The problem:
Copy out all of the entries exactly as they appear.

Excerpted data:
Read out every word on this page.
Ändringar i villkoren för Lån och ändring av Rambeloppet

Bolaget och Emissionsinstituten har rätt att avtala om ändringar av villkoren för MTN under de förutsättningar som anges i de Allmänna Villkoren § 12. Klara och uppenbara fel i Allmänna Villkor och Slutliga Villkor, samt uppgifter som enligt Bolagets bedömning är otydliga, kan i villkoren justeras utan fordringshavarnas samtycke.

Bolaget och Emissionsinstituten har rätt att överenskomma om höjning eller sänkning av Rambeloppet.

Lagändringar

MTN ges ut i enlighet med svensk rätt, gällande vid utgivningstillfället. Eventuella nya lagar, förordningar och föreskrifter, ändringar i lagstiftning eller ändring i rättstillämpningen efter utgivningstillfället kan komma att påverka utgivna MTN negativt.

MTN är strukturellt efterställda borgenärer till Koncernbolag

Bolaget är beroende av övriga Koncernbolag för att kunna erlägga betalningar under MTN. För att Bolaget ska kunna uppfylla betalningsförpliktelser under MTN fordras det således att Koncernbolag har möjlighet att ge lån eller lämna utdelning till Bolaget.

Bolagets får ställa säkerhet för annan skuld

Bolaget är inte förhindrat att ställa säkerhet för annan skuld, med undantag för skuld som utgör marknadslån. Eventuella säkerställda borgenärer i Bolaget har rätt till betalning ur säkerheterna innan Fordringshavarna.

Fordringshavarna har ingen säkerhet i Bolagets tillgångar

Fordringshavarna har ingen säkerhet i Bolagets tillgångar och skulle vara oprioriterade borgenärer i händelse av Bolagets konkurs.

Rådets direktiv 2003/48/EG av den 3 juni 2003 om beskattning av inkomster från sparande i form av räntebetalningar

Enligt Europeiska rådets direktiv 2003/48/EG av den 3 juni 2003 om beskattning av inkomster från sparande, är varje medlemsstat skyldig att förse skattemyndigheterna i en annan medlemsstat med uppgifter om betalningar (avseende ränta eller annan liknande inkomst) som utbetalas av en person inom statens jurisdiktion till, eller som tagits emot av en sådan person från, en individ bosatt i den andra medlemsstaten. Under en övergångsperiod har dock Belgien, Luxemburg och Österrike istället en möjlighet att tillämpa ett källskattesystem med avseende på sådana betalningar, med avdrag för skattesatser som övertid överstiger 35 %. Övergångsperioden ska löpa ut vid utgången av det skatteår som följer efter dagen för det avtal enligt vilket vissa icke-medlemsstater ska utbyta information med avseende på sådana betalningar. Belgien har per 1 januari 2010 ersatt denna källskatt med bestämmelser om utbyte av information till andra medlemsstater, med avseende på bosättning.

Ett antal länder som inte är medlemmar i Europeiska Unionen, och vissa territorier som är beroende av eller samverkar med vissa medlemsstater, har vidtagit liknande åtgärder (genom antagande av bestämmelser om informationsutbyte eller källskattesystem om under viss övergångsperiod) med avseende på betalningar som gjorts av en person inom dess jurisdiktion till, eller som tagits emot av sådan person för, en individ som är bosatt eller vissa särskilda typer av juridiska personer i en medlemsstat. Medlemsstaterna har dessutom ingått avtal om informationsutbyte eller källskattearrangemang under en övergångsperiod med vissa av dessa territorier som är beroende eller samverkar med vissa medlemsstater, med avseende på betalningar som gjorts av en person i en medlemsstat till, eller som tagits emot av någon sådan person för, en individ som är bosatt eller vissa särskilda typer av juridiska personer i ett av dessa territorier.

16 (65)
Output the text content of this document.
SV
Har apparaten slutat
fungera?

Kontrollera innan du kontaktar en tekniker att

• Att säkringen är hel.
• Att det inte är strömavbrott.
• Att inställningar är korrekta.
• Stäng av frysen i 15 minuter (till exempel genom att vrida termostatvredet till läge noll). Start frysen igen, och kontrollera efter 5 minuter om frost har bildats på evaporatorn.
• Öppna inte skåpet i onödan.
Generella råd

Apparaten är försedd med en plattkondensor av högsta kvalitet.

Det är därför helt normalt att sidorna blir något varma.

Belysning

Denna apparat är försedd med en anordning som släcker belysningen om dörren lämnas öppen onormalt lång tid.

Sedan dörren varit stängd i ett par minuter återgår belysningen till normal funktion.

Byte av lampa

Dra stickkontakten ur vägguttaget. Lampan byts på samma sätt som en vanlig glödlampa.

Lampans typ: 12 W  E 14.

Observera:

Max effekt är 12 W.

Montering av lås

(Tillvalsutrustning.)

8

Solution to this problem:
Read out every word on this page.
Ändringar i villkoren för Lån och ändring av Rambeloppet

Bolaget och Emissionsinstituten har rätt att avtala om ändringar av villkoren för MTN under de förutsättningar som anges i de Allmänna Villkoren § 12. Klara och uppenbara fel i Allmänna Villkor och Slutliga Villkor, samt uppgifter som enligt Bolagets bedömning är otydliga, kan i villkoren justeras utan fordringshavarnas samtycke.

Bolaget och Emissionsinstituten har rätt att överenskomma om höjning eller sänkning av Rambeloppet.

Lagändringar

MTN ges ut i enlighet med svensk rätt, gällande vid utgivningstillfället. Eventuella nya lagar, förordningar och föreskrifter, ändringar i lagstiftning eller ändring i rättstillämpningen efter utgivningstillfället kan komma att påverka utgivna MTN negativt.

MTN är strukturellt efterställda borgenärer till Koncernbolag

Bolaget är beroende av övriga Koncernbolag för att kunna erlägga betalningar under MTN. För att Bolaget ska kunna uppfylla betalningsförpliktelser under MTN fordras det således att Koncernbolag har möjlighet att ge lån eller lämna utdelning till Bolaget.

Bolagets får ställa säkerhet för annan skuld

Bolaget är inte förhindrat att ställa säkerhet för annan skuld, med undantag för skuld som utgör marknadslån. Eventuella säkerställda borgenärer i Bolaget har rätt till betalning ur säkerheterna innan Fordringshavarna.

Fordringshavarna har ingen säkerhet i Bolagets tillgångar

Fordringshavarna har ingen säkerhet i Bolagets tillgångar och skulle vara oprioriterade borgenärer i händelse av Bolagets konkurs.

Rådets direktiv 2003/48/EG av den 3 juni 2003 om beskattning av inkomster från sparande i form av räntebetalningar

Enligt Europeiska rådets direktiv 2003/48/EG av den 3 juni 2003 om beskattning av inkomster från sparande, är varje medlemsstat skyldig att förse skattemyndigheterna i en annan medlemsstat med uppgifter om betalningar (avseende ränta eller annan liknande inkomst) som utbetalas av en person inom statens jurisdiktion till, eller som tagits emot av en sådan person från, en individ bosatt i den andra medlemsstaten. Under en övergångsperiod har dock Belgien, Luxemburg och Österrike istället en möjlighet att tillämpa ett källskattesystem med avseende på sådana betalningar, med avdrag för skattesatser som övertid överstiger 35 %. Övergångsperioden ska löpa ut vid utgången av det skatteår som följer efter dagen för det avtal enligt vilket vissa icke-medlemsstater ska utbyta information med avseende på sådana betalningar. Belgien har per 1 januari 2010 ersatt denna källskatt med bestämmelser om utbyte av information till andra medlemsstater, med avseende på bosättning.

Ett antal länder som inte är medlemmar i Europeiska Unionen, och vissa territorier som är beroende av eller samverkar med vissa medlemsstater, har vidtagit liknande åtgärder (genom antagande av bestämmelser om informationsutbyte eller källskattesystem om under viss övergångsperiod) med avseende på betalningar som gjorts av en person inom dess jurisdiktion till, eller som tagits emot av sådan person för, en individ som är bosatt eller vissa särskilda typer av juridiska personer i en medlemsstat. Medlemsstaterna har dessutom ingått avtal om informationsutbyte eller källskattearrangemang under en övergångsperiod med vissa av dessa territorier som är beroende eller samverkar med vissa medlemsstater, med avseende på betalningar som gjorts av en person i en medlemsstat till, eller som tagits emot av någon sådan person för, en individ som är bosatt eller vissa särskilda typer av juridiska personer i ett av dessa territorier.

16 (65)
Output the text content of this document.
SV
Har apparaten slutat
fungera?

Kontrollera innan du kontaktar en tekniker att

• Att säkringen är hel.
• Att det inte är strömavbrott.
• Att inställningar är korrekta.
• Stäng av frysen i 15 minuter (till exempel genom att vrida termostatvredet till läge noll). Start frysen igen, och kontrollera efter 5 minuter om frost har bildats på evaporatorn.
• Öppna inte skåpet i onödan.
Generella råd

Apparaten är försedd med en plattkondensor av högsta kvalitet.

Det är därför helt normalt att sidorna blir något varma.

Belysning

Denna apparat är försedd med en anordning som släcker belysningen om dörren lämnas öppen onormalt lång tid.

Sedan dörren varit stängd i ett par minuter återgår belysningen till normal funktion.

Byte av lampa

Dra stickkontakten ur vägguttaget. Lampan byts på samma sätt som en vanlig glödlampa.

Lampans typ: 12 W  E 14.

Observera:

Max effekt är 12 W.

Montering av lås

(Tillvalsutrustning.)

8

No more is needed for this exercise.